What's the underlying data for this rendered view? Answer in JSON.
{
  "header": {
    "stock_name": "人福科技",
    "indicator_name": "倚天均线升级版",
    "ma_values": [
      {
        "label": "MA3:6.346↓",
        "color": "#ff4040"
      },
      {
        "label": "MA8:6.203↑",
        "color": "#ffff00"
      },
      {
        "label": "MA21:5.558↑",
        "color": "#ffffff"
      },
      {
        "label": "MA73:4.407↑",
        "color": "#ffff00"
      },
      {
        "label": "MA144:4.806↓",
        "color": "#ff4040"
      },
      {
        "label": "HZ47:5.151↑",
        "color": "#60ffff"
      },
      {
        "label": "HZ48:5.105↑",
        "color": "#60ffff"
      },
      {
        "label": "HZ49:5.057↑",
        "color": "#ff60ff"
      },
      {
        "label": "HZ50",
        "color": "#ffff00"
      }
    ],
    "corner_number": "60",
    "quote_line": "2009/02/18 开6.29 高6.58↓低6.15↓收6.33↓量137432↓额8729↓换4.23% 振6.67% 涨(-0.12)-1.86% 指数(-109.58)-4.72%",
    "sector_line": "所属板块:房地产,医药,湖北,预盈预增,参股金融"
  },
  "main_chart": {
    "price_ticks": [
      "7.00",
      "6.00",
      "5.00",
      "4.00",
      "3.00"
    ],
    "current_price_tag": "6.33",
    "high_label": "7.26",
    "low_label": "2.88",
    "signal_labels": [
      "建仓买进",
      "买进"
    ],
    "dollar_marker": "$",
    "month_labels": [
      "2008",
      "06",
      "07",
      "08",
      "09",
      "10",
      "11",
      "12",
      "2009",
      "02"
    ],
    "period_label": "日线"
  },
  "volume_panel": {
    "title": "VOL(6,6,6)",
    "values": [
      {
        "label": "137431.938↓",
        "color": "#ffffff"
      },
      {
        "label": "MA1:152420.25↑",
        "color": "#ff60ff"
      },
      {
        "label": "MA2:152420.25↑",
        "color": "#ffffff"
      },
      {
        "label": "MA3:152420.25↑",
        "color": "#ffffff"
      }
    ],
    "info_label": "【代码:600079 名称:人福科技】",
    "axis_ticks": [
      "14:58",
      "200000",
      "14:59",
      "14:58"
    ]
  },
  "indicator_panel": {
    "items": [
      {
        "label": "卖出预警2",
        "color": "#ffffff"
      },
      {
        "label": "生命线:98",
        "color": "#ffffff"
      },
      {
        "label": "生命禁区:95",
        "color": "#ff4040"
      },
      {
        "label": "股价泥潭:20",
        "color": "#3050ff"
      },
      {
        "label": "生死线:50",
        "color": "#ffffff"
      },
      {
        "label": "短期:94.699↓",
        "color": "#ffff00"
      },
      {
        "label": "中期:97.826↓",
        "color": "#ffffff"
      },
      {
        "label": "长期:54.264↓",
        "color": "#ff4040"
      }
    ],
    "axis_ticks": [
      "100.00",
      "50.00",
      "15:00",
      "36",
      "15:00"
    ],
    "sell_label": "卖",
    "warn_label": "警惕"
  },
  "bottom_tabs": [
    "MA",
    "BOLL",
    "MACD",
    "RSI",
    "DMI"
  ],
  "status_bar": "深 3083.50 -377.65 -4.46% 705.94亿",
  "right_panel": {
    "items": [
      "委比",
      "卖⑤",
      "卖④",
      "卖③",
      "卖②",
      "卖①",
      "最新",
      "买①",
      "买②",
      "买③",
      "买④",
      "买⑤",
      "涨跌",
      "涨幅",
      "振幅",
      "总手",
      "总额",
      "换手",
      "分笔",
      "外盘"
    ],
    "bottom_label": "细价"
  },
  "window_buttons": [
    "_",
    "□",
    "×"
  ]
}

···

From the data above, extract every line in its exact form.

* _The output_:
What's the underlying data for this rendered view? Answer in JSON.
{
  "header": {
    "stock_name": "人福科技",
    "indicator_name": "倚天均线升级版",
    "ma_values": [
      {
        "label": "MA3:6.346↓",
        "color": "#ff4040"
      },
      {
        "label": "MA8:6.203↑",
        "color": "#ffff00"
      },
      {
        "label": "MA21:5.558↑",
        "color": "#ffffff"
      },
      {
        "label": "MA73:4.407↑",
        "color": "#ffff00"
      },
      {
        "label": "MA144:4.806↓",
        "color": "#ff4040"
      },
      {
        "label": "HZ47:5.151↑",
        "color": "#60ffff"
      },
      {
        "label": "HZ48:5.105↑",
        "color": "#60ffff"
      },
      {
        "label": "HZ49:5.057↑",
        "color": "#ff60ff"
      },
      {
        "label": "HZ50",
        "color": "#ffff00"
      }
    ],
    "corner_number": "60",
    "quote_line": "2009/02/18 开6.29 高6.58↓低6.15↓收6.33↓量137432↓额8729↓换4.23% 振6.67% 涨(-0.12)-1.86% 指数(-109.58)-4.72%",
    "sector_line": "所属板块:房地产,医药,湖北,预盈预增,参股金融"
  },
  "main_chart": {
    "price_ticks": [
      "7.00",
      "6.00",
      "5.00",
      "4.00",
      "3.00"
    ],
    "current_price_tag": "6.33",
    "high_label": "7.26",
    "low_label": "2.88",
    "signal_labels": [
      "建仓买进",
      "买进"
    ],
    "dollar_marker": "$",
    "month_labels": [
      "2008",
      "06",
      "07",
      "08",
      "09",
      "10",
      "11",
      "12",
      "2009",
      "02"
    ],
    "period_label": "日线"
  },
  "volume_panel": {
    "title": "VOL(6,6,6)",
    "values": [
      {
        "label": "137431.938↓",
        "color": "#ffffff"
      },
      {
        "label": "MA1:152420.25↑",
        "color": "#ff60ff"
      },
      {
        "label": "MA2:152420.25↑",
        "color": "#ffffff"
      },
      {
        "label": "MA3:152420.25↑",
        "color": "#ffffff"
      }
    ],
    "info_label": "【代码:600079 名称:人福科技】",
    "axis_ticks": [
      "14:58",
      "200000",
      "14:59",
      "14:58"
    ]
  },
  "indicator_panel": {
    "items": [
      {
        "label": "卖出预警2",
        "color": "#ffffff"
      },
      {
        "label": "生命线:98",
        "color": "#ffffff"
      },
      {
        "label": "生命禁区:95",
        "color": "#ff4040"
      },
      {
        "label": "股价泥潭:20",
        "color": "#3050ff"
      },
      {
        "label": "生死线:50",
        "color": "#ffffff"
      },
      {
        "label": "短期:94.699↓",
        "color": "#ffff00"
      },
      {
        "label": "中期:97.826↓",
        "color": "#ffffff"
      },
      {
        "label": "长期:54.264↓",
        "color": "#ff4040"
      }
    ],
    "axis_ticks": [
      "100.00",
      "50.00",
      "15:00",
      "36",
      "15:00"
    ],
    "sell_label": "卖",
    "warn_label": "警惕"
  },
  "bottom_tabs": [
    "MA",
    "BOLL",
    "MACD",
    "RSI",
    "DMI"
  ],
  "status_bar": "深 3083.50 -377.65 -4.46% 705.94亿",
  "right_panel": {
    "items": [
      "委比",
      "卖⑤",
      "卖④",
      "卖③",
      "卖②",
      "卖①",
      "最新",
      "买①",
      "买②",
      "买③",
      "买④",
      "买⑤",
      "涨跌",
      "涨幅",
      "振幅",
      "总手",
      "总额",
      "换手",
      "分笔",
      "外盘"
    ],
    "bottom_label": "细价"
  },
  "window_buttons": [
    "_",
    "□",
    "×"
  ]
}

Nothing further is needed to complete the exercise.